### YOUR TASK
The records below must be output exactly, without pictures.

━━━━━ DATA SHOWN ━━━━━

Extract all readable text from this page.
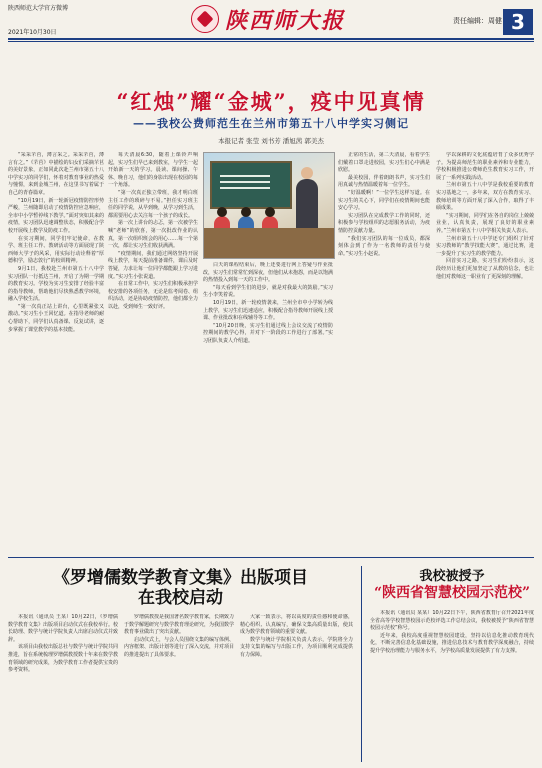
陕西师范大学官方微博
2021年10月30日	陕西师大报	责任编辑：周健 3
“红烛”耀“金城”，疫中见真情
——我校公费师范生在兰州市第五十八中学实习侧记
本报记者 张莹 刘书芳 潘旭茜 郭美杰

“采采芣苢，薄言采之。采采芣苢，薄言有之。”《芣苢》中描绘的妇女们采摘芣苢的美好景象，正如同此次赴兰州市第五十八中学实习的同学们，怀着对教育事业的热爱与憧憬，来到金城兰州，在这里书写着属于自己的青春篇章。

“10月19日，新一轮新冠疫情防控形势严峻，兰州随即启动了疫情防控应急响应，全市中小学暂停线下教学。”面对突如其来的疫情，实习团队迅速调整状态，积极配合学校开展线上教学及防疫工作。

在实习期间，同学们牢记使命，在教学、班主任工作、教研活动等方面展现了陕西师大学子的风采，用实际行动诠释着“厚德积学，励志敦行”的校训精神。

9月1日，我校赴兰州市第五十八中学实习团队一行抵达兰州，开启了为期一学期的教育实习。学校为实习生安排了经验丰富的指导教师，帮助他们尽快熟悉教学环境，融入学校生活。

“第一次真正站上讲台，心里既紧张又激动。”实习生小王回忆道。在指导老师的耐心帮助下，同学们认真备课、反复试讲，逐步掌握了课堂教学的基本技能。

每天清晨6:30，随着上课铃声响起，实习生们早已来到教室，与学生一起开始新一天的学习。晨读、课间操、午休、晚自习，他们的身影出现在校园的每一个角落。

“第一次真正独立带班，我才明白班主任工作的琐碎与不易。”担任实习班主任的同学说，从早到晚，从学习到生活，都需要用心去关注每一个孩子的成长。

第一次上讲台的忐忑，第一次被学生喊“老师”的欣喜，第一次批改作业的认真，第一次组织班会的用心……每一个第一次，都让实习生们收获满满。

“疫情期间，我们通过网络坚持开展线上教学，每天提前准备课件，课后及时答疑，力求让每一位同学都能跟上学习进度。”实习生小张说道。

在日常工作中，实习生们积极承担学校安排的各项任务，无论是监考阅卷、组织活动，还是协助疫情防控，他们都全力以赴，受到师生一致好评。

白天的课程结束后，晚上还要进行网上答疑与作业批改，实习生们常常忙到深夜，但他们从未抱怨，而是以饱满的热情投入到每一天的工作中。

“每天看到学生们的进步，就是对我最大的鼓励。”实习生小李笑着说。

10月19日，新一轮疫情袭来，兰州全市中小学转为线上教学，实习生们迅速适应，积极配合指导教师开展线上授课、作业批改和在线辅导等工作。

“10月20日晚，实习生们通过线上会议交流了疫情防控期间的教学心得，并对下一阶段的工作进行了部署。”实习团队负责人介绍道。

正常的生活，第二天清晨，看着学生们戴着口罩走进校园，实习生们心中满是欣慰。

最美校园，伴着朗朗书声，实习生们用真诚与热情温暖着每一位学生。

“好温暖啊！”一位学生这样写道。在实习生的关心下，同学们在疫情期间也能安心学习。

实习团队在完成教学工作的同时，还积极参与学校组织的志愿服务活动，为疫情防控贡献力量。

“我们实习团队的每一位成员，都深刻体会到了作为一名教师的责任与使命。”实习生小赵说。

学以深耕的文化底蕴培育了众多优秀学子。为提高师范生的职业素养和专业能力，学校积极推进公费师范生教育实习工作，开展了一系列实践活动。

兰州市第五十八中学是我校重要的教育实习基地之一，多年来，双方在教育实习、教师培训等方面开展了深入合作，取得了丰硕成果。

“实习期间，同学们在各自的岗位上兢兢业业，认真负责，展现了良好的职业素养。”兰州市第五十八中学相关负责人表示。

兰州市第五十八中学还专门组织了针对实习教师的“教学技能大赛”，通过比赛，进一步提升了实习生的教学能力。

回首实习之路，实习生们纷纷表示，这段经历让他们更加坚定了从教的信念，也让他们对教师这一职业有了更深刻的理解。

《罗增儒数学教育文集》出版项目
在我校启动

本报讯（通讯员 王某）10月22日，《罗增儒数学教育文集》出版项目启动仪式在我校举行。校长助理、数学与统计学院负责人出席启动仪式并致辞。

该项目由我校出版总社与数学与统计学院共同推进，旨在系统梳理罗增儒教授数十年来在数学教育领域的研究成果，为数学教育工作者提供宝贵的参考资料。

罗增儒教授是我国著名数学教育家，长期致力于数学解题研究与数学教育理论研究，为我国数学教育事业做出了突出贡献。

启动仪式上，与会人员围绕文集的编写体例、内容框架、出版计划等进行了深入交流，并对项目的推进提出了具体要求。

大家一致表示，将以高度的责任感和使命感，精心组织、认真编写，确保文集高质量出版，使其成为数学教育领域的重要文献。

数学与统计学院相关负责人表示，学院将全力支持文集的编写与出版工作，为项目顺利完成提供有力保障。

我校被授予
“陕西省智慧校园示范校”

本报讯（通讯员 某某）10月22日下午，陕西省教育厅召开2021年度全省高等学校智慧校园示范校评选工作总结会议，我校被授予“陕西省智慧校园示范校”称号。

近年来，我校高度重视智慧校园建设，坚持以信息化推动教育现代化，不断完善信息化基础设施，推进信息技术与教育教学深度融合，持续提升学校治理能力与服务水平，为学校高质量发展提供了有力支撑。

━━━━━

### ANSWER
Extract all readable text from this page.
陕西师范大学官方微博
2021年10月30日	陕西师大报	责任编辑：周健 3
“红烛”耀“金城”，疫中见真情
——我校公费师范生在兰州市第五十八中学实习侧记
本报记者 张莹 刘书芳 潘旭茜 郭美杰

“采采芣苢，薄言采之。采采芣苢，薄言有之。”《芣苢》中描绘的妇女们采摘芣苢的美好景象，正如同此次赴兰州市第五十八中学实习的同学们，怀着对教育事业的热爱与憧憬，来到金城兰州，在这里书写着属于自己的青春篇章。

“10月19日，新一轮新冠疫情防控形势严峻，兰州随即启动了疫情防控应急响应，全市中小学暂停线下教学。”面对突如其来的疫情，实习团队迅速调整状态，积极配合学校开展线上教学及防疫工作。

在实习期间，同学们牢记使命，在教学、班主任工作、教研活动等方面展现了陕西师大学子的风采，用实际行动诠释着“厚德积学，励志敦行”的校训精神。

9月1日，我校赴兰州市第五十八中学实习团队一行抵达兰州，开启了为期一学期的教育实习。学校为实习生安排了经验丰富的指导教师，帮助他们尽快熟悉教学环境，融入学校生活。

“第一次真正站上讲台，心里既紧张又激动。”实习生小王回忆道。在指导老师的耐心帮助下，同学们认真备课、反复试讲，逐步掌握了课堂教学的基本技能。

每天清晨6:30，随着上课铃声响起，实习生们早已来到教室，与学生一起开始新一天的学习。晨读、课间操、午休、晚自习，他们的身影出现在校园的每一个角落。

“第一次真正独立带班，我才明白班主任工作的琐碎与不易。”担任实习班主任的同学说，从早到晚，从学习到生活，都需要用心去关注每一个孩子的成长。

第一次上讲台的忐忑，第一次被学生喊“老师”的欣喜，第一次批改作业的认真，第一次组织班会的用心……每一个第一次，都让实习生们收获满满。

“疫情期间，我们通过网络坚持开展线上教学，每天提前准备课件，课后及时答疑，力求让每一位同学都能跟上学习进度。”实习生小张说道。

在日常工作中，实习生们积极承担学校安排的各项任务，无论是监考阅卷、组织活动，还是协助疫情防控，他们都全力以赴，受到师生一致好评。

白天的课程结束后，晚上还要进行网上答疑与作业批改，实习生们常常忙到深夜，但他们从未抱怨，而是以饱满的热情投入到每一天的工作中。

“每天看到学生们的进步，就是对我最大的鼓励。”实习生小李笑着说。

10月19日，新一轮疫情袭来，兰州全市中小学转为线上教学，实习生们迅速适应，积极配合指导教师开展线上授课、作业批改和在线辅导等工作。

“10月20日晚，实习生们通过线上会议交流了疫情防控期间的教学心得，并对下一阶段的工作进行了部署。”实习团队负责人介绍道。

正常的生活，第二天清晨，看着学生们戴着口罩走进校园，实习生们心中满是欣慰。

最美校园，伴着朗朗书声，实习生们用真诚与热情温暖着每一位学生。

“好温暖啊！”一位学生这样写道。在实习生的关心下，同学们在疫情期间也能安心学习。

实习团队在完成教学工作的同时，还积极参与学校组织的志愿服务活动，为疫情防控贡献力量。

“我们实习团队的每一位成员，都深刻体会到了作为一名教师的责任与使命。”实习生小赵说。

学以深耕的文化底蕴培育了众多优秀学子。为提高师范生的职业素养和专业能力，学校积极推进公费师范生教育实习工作，开展了一系列实践活动。

兰州市第五十八中学是我校重要的教育实习基地之一，多年来，双方在教育实习、教师培训等方面开展了深入合作，取得了丰硕成果。

“实习期间，同学们在各自的岗位上兢兢业业，认真负责，展现了良好的职业素养。”兰州市第五十八中学相关负责人表示。

兰州市第五十八中学还专门组织了针对实习教师的“教学技能大赛”，通过比赛，进一步提升了实习生的教学能力。

回首实习之路，实习生们纷纷表示，这段经历让他们更加坚定了从教的信念，也让他们对教师这一职业有了更深刻的理解。

《罗增儒数学教育文集》出版项目
在我校启动

本报讯（通讯员 王某）10月22日，《罗增儒数学教育文集》出版项目启动仪式在我校举行。校长助理、数学与统计学院负责人出席启动仪式并致辞。

该项目由我校出版总社与数学与统计学院共同推进，旨在系统梳理罗增儒教授数十年来在数学教育领域的研究成果，为数学教育工作者提供宝贵的参考资料。

罗增儒教授是我国著名数学教育家，长期致力于数学解题研究与数学教育理论研究，为我国数学教育事业做出了突出贡献。

启动仪式上，与会人员围绕文集的编写体例、内容框架、出版计划等进行了深入交流，并对项目的推进提出了具体要求。

大家一致表示，将以高度的责任感和使命感，精心组织、认真编写，确保文集高质量出版，使其成为数学教育领域的重要文献。

数学与统计学院相关负责人表示，学院将全力支持文集的编写与出版工作，为项目顺利完成提供有力保障。

我校被授予
“陕西省智慧校园示范校”

本报讯（通讯员 某某）10月22日下午，陕西省教育厅召开2021年度全省高等学校智慧校园示范校评选工作总结会议，我校被授予“陕西省智慧校园示范校”称号。

近年来，我校高度重视智慧校园建设，坚持以信息化推动教育现代化，不断完善信息化基础设施，推进信息技术与教育教学深度融合，持续提升学校治理能力与服务水平，为学校高质量发展提供了有力支撑。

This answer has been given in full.